Collected data entries.

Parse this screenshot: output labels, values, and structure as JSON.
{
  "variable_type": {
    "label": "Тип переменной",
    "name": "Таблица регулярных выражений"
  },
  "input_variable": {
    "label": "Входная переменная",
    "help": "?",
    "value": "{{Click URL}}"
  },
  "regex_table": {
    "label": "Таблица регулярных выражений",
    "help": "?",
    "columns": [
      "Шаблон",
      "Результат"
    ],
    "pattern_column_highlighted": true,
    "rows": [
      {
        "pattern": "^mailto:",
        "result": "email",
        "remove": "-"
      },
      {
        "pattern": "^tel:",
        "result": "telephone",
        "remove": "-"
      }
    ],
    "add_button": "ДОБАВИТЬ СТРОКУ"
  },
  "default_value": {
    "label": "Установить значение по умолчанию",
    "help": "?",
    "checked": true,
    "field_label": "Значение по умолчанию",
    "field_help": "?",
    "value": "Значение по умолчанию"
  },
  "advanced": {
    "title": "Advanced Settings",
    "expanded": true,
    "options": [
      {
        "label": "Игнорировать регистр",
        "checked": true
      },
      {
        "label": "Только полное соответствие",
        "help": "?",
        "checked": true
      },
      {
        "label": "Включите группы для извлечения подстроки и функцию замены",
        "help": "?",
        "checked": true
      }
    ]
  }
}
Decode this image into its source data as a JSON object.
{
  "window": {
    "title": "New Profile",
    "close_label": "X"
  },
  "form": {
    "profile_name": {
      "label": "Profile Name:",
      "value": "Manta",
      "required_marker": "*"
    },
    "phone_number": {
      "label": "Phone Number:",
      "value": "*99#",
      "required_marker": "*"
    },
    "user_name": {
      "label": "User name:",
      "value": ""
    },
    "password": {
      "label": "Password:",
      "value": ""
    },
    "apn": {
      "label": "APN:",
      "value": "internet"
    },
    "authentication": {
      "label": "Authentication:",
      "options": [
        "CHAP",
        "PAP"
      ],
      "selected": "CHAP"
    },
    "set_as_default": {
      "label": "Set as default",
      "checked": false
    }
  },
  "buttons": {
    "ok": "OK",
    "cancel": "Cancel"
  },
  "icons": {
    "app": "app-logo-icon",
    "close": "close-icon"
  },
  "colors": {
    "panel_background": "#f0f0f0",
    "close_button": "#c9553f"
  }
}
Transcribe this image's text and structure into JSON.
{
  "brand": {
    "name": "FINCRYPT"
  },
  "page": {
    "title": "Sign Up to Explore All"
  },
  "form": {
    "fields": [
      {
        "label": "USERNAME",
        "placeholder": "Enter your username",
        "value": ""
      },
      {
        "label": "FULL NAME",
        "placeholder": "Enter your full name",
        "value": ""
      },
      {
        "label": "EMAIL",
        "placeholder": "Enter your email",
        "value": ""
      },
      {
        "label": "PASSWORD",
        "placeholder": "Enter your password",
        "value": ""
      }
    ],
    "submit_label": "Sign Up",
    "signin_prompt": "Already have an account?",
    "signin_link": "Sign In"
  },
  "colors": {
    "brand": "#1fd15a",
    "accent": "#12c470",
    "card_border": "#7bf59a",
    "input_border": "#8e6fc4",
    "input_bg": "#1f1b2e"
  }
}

What the task asks. Copy out all of the lines above exactly.

Output for this task.
Parse this screenshot: output labels, values, and structure as JSON.
{
  "variable_type": {
    "label": "Тип переменной",
    "name": "Таблица регулярных выражений"
  },
  "input_variable": {
    "label": "Входная переменная",
    "help": "?",
    "value": "{{Click URL}}"
  },
  "regex_table": {
    "label": "Таблица регулярных выражений",
    "help": "?",
    "columns": [
      "Шаблон",
      "Результат"
    ],
    "pattern_column_highlighted": true,
    "rows": [
      {
        "pattern": "^mailto:",
        "result": "email",
        "remove": "-"
      },
      {
        "pattern": "^tel:",
        "result": "telephone",
        "remove": "-"
      }
    ],
    "add_button": "ДОБАВИТЬ СТРОКУ"
  },
  "default_value": {
    "label": "Установить значение по умолчанию",
    "help": "?",
    "checked": true,
    "field_label": "Значение по умолчанию",
    "field_help": "?",
    "value": "Значение по умолчанию"
  },
  "advanced": {
    "title": "Advanced Settings",
    "expanded": true,
    "options": [
      {
        "label": "Игнорировать регистр",
        "checked": true
      },
      {
        "label": "Только полное соответствие",
        "help": "?",
        "checked": true
      },
      {
        "label": "Включите группы для извлечения подстроки и функцию замены",
        "help": "?",
        "checked": true
      }
    ]
  }
}
Decode this image into its source data as a JSON object.
{
  "window": {
    "title": "New Profile",
    "close_label": "X"
  },
  "form": {
    "profile_name": {
      "label": "Profile Name:",
      "value": "Manta",
      "required_marker": "*"
    },
    "phone_number": {
      "label": "Phone Number:",
      "value": "*99#",
      "required_marker": "*"
    },
    "user_name": {
      "label": "User name:",
      "value": ""
    },
    "password": {
      "label": "Password:",
      "value": ""
    },
    "apn": {
      "label": "APN:",
      "value": "internet"
    },
    "authentication": {
      "label": "Authentication:",
      "options": [
        "CHAP",
        "PAP"
      ],
      "selected": "CHAP"
    },
    "set_as_default": {
      "label": "Set as default",
      "checked": false
    }
  },
  "buttons": {
    "ok": "OK",
    "cancel": "Cancel"
  },
  "icons": {
    "app": "app-logo-icon",
    "close": "close-icon"
  },
  "colors": {
    "panel_background": "#f0f0f0",
    "close_button": "#c9553f"
  }
}
Transcribe this image's text and structure into JSON.
{
  "brand": {
    "name": "FINCRYPT"
  },
  "page": {
    "title": "Sign Up to Explore All"
  },
  "form": {
    "fields": [
      {
        "label": "USERNAME",
        "placeholder": "Enter your username",
        "value": ""
      },
      {
        "label": "FULL NAME",
        "placeholder": "Enter your full name",
        "value": ""
      },
      {
        "label": "EMAIL",
        "placeholder": "Enter your email",
        "value": ""
      },
      {
        "label": "PASSWORD",
        "placeholder": "Enter your password",
        "value": ""
      }
    ],
    "submit_label": "Sign Up",
    "signin_prompt": "Already have an account?",
    "signin_link": "Sign In"
  },
  "colors": {
    "brand": "#1fd15a",
    "accent": "#12c470",
    "card_border": "#7bf59a",
    "input_border": "#8e6fc4",
    "input_bg": "#1f1b2e"
  }
}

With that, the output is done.